Whenever a line below holds the word "进行计算", copy that line.

--- Start Dataset extract ---

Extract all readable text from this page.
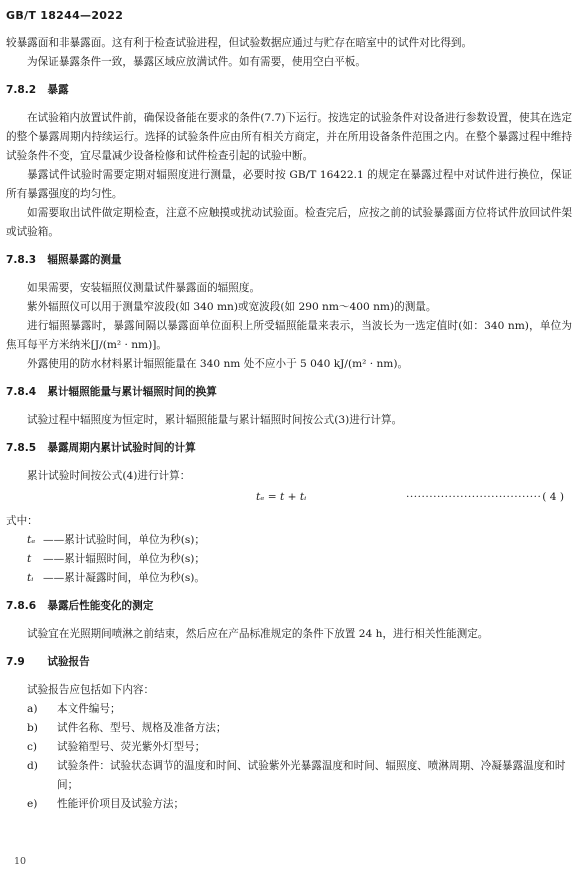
GB/T 18244—2022

较暴露面和非暴露面。这有利于检查试验进程，但试验数据应通过与贮存在暗室中的试件对比得到。

为保证暴露条件一致，暴露区域应放满试件。如有需要，使用空白平板。

7.8.2 暴露

在试验箱内放置试件前，确保设备能在要求的条件(7.7)下运行。按选定的试验条件对设备进行参数设置，使其在选定的整个暴露周期内持续运行。选择的试验条件应由所有相关方商定，并在所用设备条件范围之内。在整个暴露过程中维持试验条件不变，宜尽量减少设备检修和试件检查引起的试验中断。

暴露试件试验时需要定期对辐照度进行测量，必要时按 GB/T 16422.1 的规定在暴露过程中对试件进行换位，保证所有暴露强度的均匀性。

如需要取出试件做定期检查，注意不应触摸或扰动试验面。检查完后，应按之前的试验暴露面方位将试件放回试件架或试验箱。

7.8.3 辐照暴露的测量

如果需要，安装辐照仪测量试件暴露面的辐照度。

紫外辐照仪可以用于测量窄波段(如 340 mn)或宽波段(如 290 nm～400 nm)的测量。

进行辐照暴露时，暴露间隔以暴露面单位面积上所受辐照能量来表示，当波长为一选定值时(如：340 nm)，单位为焦耳每平方米纳米[J/(m² · nm)]。

外露使用的防水材料累计辐照能量在 340 nm 处不应小于 5 040 kJ/(m² · nm)。

7.8.4 累计辐照能量与累计辐照时间的换算

试验过程中辐照度为恒定时，累计辐照能量与累计辐照时间按公式(3)进行计算。

7.8.5 暴露周期内累计试验时间的计算

累计试验时间按公式(4)进行计算：

tₑ = t + tᵢ	··································· ( 4 )

式中：

tₑ ——累计试验时间，单位为秒(s)；
t ——累计辐照时间，单位为秒(s)；
tᵢ ——累计凝露时间，单位为秒(s)。
7.8.6 暴露后性能变化的测定

试验宜在光照期间喷淋之前结束，然后应在产品标准规定的条件下放置 24 h，进行相关性能测定。

7.9 试验报告

试验报告应包括如下内容：

a) 本文件编号；
b) 试件名称、型号、规格及准备方法；
c) 试验箱型号、荧光紫外灯型号；
d) 试验条件：试验状态调节的温度和时间、试验紫外光暴露温度和时间、辐照度、喷淋周期、冷凝暴露温度和时间；
e) 性能评价项目及试验方法；
10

--- End Dataset extract ---

| Exercise output |
试验过程中辐照度为恒定时，累计辐照能量与累计辐照时间按公式(3)进行计算。
累计试验时间按公式(4)进行计算：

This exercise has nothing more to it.